> **WORK REQUIRED**: Give the data below again exactly as written, without its pictures.

> **GIVEN INFORMATION**:
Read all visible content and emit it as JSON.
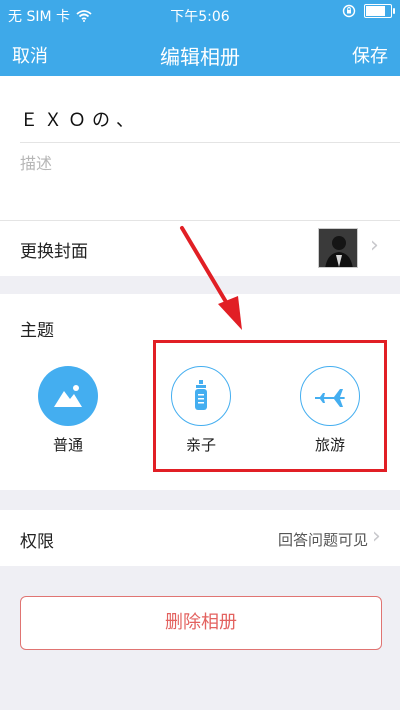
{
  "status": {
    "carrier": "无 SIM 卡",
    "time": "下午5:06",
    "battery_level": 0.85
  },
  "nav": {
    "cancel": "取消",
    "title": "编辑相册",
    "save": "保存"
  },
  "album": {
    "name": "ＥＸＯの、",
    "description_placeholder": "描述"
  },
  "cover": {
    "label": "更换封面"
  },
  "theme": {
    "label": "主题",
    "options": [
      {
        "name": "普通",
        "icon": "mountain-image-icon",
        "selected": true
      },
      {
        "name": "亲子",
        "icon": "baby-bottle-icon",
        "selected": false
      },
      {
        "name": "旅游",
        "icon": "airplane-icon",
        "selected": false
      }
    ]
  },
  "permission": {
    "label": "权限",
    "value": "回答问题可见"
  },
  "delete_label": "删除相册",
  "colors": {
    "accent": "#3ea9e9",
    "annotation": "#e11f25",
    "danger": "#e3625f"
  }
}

> **OUTPUT**:
Read all visible content and emit it as JSON.
{
  "status": {
    "carrier": "无 SIM 卡",
    "time": "下午5:06",
    "battery_level": 0.85
  },
  "nav": {
    "cancel": "取消",
    "title": "编辑相册",
    "save": "保存"
  },
  "album": {
    "name": "ＥＸＯの、",
    "description_placeholder": "描述"
  },
  "cover": {
    "label": "更换封面"
  },
  "theme": {
    "label": "主题",
    "options": [
      {
        "name": "普通",
        "icon": "mountain-image-icon",
        "selected": true
      },
      {
        "name": "亲子",
        "icon": "baby-bottle-icon",
        "selected": false
      },
      {
        "name": "旅游",
        "icon": "airplane-icon",
        "selected": false
      }
    ]
  },
  "permission": {
    "label": "权限",
    "value": "回答问题可见"
  },
  "delete_label": "删除相册",
  "colors": {
    "accent": "#3ea9e9",
    "annotation": "#e11f25",
    "danger": "#e3625f"
  }
}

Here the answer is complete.